Short exercise
Please transcribe the data that follows without the pictures, keeping every word the same.

Saved entries:

○ ○ ○ ○ ○

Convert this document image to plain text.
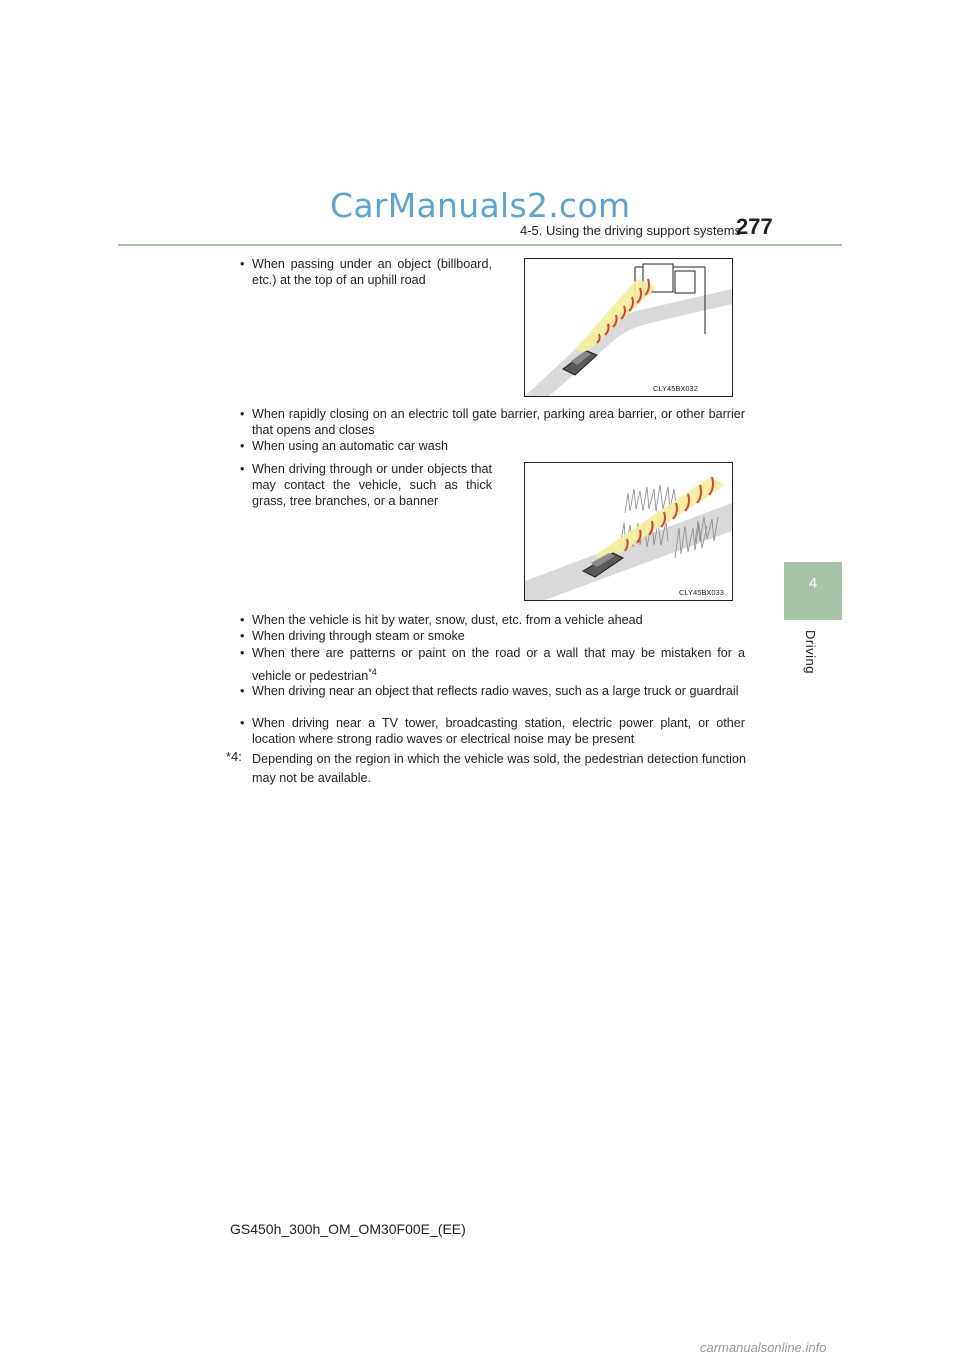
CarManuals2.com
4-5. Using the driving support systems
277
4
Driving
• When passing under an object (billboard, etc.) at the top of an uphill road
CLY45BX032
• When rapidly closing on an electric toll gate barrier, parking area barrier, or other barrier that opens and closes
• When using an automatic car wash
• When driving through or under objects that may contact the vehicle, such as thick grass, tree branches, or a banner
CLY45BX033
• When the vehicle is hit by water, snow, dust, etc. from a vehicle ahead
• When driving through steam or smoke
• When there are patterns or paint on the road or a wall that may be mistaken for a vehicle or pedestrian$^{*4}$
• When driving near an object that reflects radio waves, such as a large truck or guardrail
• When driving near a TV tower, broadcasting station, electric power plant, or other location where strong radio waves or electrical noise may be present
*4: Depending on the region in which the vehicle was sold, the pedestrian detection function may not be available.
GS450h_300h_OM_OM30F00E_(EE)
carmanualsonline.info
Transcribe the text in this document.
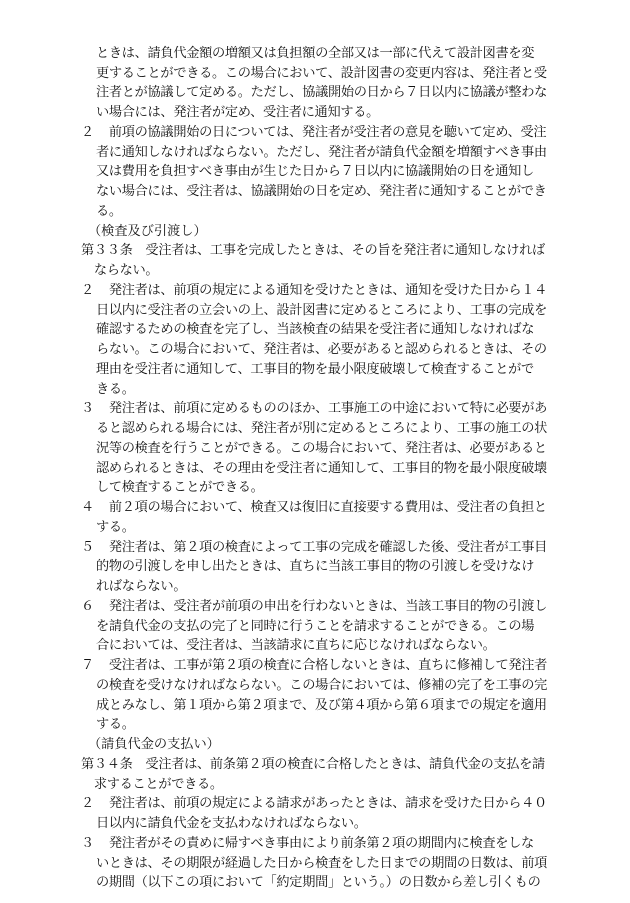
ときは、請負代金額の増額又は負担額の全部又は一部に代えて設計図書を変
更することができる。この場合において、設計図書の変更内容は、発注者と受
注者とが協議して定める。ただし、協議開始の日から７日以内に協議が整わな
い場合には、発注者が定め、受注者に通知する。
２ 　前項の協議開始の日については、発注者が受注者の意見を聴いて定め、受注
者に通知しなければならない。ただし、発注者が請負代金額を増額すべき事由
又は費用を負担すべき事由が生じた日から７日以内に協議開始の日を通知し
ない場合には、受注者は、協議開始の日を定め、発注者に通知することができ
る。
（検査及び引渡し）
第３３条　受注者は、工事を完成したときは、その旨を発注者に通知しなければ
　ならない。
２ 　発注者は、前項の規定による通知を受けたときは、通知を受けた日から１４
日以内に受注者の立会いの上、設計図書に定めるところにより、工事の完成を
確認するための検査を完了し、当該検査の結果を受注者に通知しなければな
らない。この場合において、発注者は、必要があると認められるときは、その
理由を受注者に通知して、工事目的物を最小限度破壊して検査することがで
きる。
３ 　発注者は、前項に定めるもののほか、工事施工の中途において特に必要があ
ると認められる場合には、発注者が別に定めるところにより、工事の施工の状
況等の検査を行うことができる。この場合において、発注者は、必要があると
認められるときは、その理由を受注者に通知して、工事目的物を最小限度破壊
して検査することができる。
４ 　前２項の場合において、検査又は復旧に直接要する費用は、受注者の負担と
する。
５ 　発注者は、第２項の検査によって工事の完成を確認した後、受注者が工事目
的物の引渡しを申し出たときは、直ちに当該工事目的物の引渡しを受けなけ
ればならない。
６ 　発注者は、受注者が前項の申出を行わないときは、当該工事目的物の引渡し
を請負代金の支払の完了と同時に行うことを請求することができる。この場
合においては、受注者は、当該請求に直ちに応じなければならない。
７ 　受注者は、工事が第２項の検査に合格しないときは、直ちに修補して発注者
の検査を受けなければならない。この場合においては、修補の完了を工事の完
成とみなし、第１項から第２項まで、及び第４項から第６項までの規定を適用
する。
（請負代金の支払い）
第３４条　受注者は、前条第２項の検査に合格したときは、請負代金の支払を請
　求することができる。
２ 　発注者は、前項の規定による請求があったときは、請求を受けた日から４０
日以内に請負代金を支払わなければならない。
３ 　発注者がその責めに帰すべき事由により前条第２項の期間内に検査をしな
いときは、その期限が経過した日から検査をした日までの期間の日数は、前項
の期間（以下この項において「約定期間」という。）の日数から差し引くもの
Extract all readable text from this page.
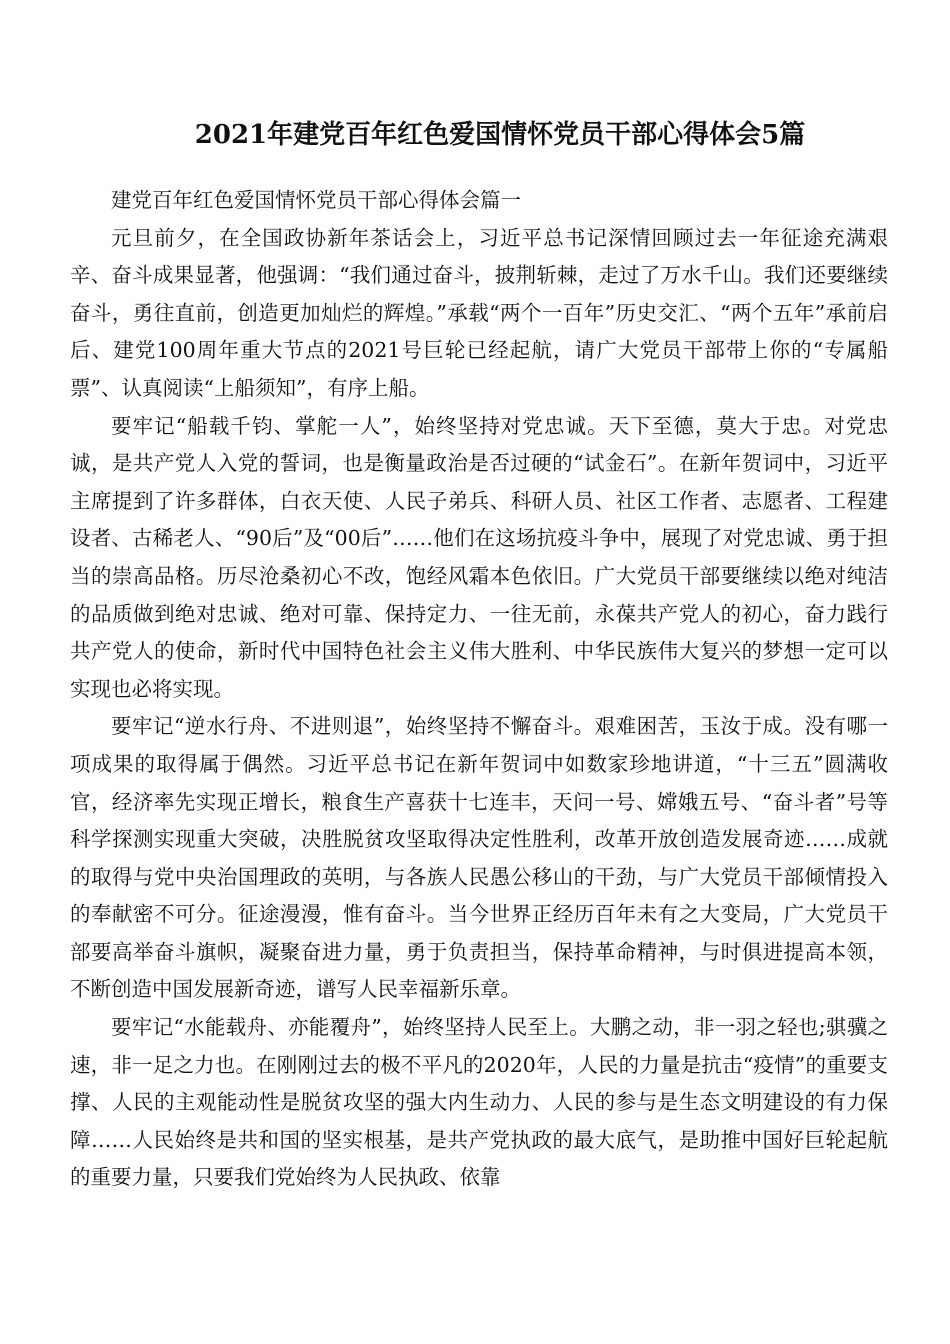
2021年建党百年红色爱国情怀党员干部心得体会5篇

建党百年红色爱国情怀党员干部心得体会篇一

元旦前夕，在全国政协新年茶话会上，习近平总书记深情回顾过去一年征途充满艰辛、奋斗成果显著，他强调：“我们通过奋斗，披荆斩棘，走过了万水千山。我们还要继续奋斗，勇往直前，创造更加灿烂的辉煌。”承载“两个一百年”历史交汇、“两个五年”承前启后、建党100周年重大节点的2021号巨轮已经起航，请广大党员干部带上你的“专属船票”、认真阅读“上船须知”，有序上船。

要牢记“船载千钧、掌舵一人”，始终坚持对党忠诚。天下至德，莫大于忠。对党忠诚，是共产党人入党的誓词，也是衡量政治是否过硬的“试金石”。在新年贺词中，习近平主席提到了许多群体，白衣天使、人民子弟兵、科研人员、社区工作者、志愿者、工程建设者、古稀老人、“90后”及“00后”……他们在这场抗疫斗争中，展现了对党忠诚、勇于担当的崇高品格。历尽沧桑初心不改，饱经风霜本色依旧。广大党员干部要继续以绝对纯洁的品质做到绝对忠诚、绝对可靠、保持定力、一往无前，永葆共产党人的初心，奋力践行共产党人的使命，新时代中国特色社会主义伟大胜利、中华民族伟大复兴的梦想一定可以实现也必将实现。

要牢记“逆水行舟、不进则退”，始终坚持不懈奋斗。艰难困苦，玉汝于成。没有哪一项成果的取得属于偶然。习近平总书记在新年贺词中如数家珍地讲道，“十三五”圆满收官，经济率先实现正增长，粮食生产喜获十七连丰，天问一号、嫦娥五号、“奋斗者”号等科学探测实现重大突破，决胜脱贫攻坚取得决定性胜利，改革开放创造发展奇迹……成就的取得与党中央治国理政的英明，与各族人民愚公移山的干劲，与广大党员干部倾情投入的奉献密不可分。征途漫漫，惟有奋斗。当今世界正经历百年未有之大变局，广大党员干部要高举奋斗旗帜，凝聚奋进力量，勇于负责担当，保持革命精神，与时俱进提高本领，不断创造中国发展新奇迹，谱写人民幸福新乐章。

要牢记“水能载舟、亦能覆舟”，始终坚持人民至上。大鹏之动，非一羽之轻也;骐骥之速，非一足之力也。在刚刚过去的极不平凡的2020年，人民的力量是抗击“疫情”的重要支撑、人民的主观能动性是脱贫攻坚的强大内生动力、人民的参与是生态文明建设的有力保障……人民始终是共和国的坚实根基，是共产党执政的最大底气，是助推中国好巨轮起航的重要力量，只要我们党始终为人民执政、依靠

○ ○ ○ ○ ○

Solution to this problem
Convert this document image to plain text.
CarManuals2.com
4-5. Using the driving support systems
277
4
Driving
• When passing under an object (billboard, etc.) at the top of an uphill road
CLY45BX032
• When rapidly closing on an electric toll gate barrier, parking area barrier, or other barrier that opens and closes
• When using an automatic car wash
• When driving through or under objects that may contact the vehicle, such as thick grass, tree branches, or a banner
CLY45BX033
• When the vehicle is hit by water, snow, dust, etc. from a vehicle ahead
• When driving through steam or smoke
• When there are patterns or paint on the road or a wall that may be mistaken for a vehicle or pedestrian$^{*4}$
• When driving near an object that reflects radio waves, such as a large truck or guardrail
• When driving near a TV tower, broadcasting station, electric power plant, or other location where strong radio waves or electrical noise may be present
*4: Depending on the region in which the vehicle was sold, the pedestrian detection function may not be available.
GS450h_300h_OM_OM30F00E_(EE)
carmanualsonline.info
Transcribe the text in this document.
ときは、請負代金額の増額又は負担額の全部又は一部に代えて設計図書を変
更することができる。この場合において、設計図書の変更内容は、発注者と受
注者とが協議して定める。ただし、協議開始の日から７日以内に協議が整わな
い場合には、発注者が定め、受注者に通知する。
２ 　前項の協議開始の日については、発注者が受注者の意見を聴いて定め、受注
者に通知しなければならない。ただし、発注者が請負代金額を増額すべき事由
又は費用を負担すべき事由が生じた日から７日以内に協議開始の日を通知し
ない場合には、受注者は、協議開始の日を定め、発注者に通知することができ
る。
（検査及び引渡し）
第３３条　受注者は、工事を完成したときは、その旨を発注者に通知しなければ
　ならない。
２ 　発注者は、前項の規定による通知を受けたときは、通知を受けた日から１４
日以内に受注者の立会いの上、設計図書に定めるところにより、工事の完成を
確認するための検査を完了し、当該検査の結果を受注者に通知しなければな
らない。この場合において、発注者は、必要があると認められるときは、その
理由を受注者に通知して、工事目的物を最小限度破壊して検査することがで
きる。
３ 　発注者は、前項に定めるもののほか、工事施工の中途において特に必要があ
ると認められる場合には、発注者が別に定めるところにより、工事の施工の状
況等の検査を行うことができる。この場合において、発注者は、必要があると
認められるときは、その理由を受注者に通知して、工事目的物を最小限度破壊
して検査することができる。
４ 　前２項の場合において、検査又は復旧に直接要する費用は、受注者の負担と
する。
５ 　発注者は、第２項の検査によって工事の完成を確認した後、受注者が工事目
的物の引渡しを申し出たときは、直ちに当該工事目的物の引渡しを受けなけ
ればならない。
６ 　発注者は、受注者が前項の申出を行わないときは、当該工事目的物の引渡し
を請負代金の支払の完了と同時に行うことを請求することができる。この場
合においては、受注者は、当該請求に直ちに応じなければならない。
７ 　受注者は、工事が第２項の検査に合格しないときは、直ちに修補して発注者
の検査を受けなければならない。この場合においては、修補の完了を工事の完
成とみなし、第１項から第２項まで、及び第４項から第６項までの規定を適用
する。
（請負代金の支払い）
第３４条　受注者は、前条第２項の検査に合格したときは、請負代金の支払を請
　求することができる。
２ 　発注者は、前項の規定による請求があったときは、請求を受けた日から４０
日以内に請負代金を支払わなければならない。
３ 　発注者がその責めに帰すべき事由により前条第２項の期間内に検査をしな
いときは、その期限が経過した日から検査をした日までの期間の日数は、前項
の期間（以下この項において「約定期間」という。）の日数から差し引くもの
Extract all readable text from this page.
2021年建党百年红色爱国情怀党员干部心得体会5篇

建党百年红色爱国情怀党员干部心得体会篇一

元旦前夕，在全国政协新年茶话会上，习近平总书记深情回顾过去一年征途充满艰辛、奋斗成果显著，他强调：“我们通过奋斗，披荆斩棘，走过了万水千山。我们还要继续奋斗，勇往直前，创造更加灿烂的辉煌。”承载“两个一百年”历史交汇、“两个五年”承前启后、建党100周年重大节点的2021号巨轮已经起航，请广大党员干部带上你的“专属船票”、认真阅读“上船须知”，有序上船。

要牢记“船载千钧、掌舵一人”，始终坚持对党忠诚。天下至德，莫大于忠。对党忠诚，是共产党人入党的誓词，也是衡量政治是否过硬的“试金石”。在新年贺词中，习近平主席提到了许多群体，白衣天使、人民子弟兵、科研人员、社区工作者、志愿者、工程建设者、古稀老人、“90后”及“00后”……他们在这场抗疫斗争中，展现了对党忠诚、勇于担当的崇高品格。历尽沧桑初心不改，饱经风霜本色依旧。广大党员干部要继续以绝对纯洁的品质做到绝对忠诚、绝对可靠、保持定力、一往无前，永葆共产党人的初心，奋力践行共产党人的使命，新时代中国特色社会主义伟大胜利、中华民族伟大复兴的梦想一定可以实现也必将实现。

要牢记“逆水行舟、不进则退”，始终坚持不懈奋斗。艰难困苦，玉汝于成。没有哪一项成果的取得属于偶然。习近平总书记在新年贺词中如数家珍地讲道，“十三五”圆满收官，经济率先实现正增长，粮食生产喜获十七连丰，天问一号、嫦娥五号、“奋斗者”号等科学探测实现重大突破，决胜脱贫攻坚取得决定性胜利，改革开放创造发展奇迹……成就的取得与党中央治国理政的英明，与各族人民愚公移山的干劲，与广大党员干部倾情投入的奉献密不可分。征途漫漫，惟有奋斗。当今世界正经历百年未有之大变局，广大党员干部要高举奋斗旗帜，凝聚奋进力量，勇于负责担当，保持革命精神，与时俱进提高本领，不断创造中国发展新奇迹，谱写人民幸福新乐章。

要牢记“水能载舟、亦能覆舟”，始终坚持人民至上。大鹏之动，非一羽之轻也;骐骥之速，非一足之力也。在刚刚过去的极不平凡的2020年，人民的力量是抗击“疫情”的重要支撑、人民的主观能动性是脱贫攻坚的强大内生动力、人民的参与是生态文明建设的有力保障……人民始终是共和国的坚实根基，是共产党执政的最大底气，是助推中国好巨轮起航的重要力量，只要我们党始终为人民执政、依靠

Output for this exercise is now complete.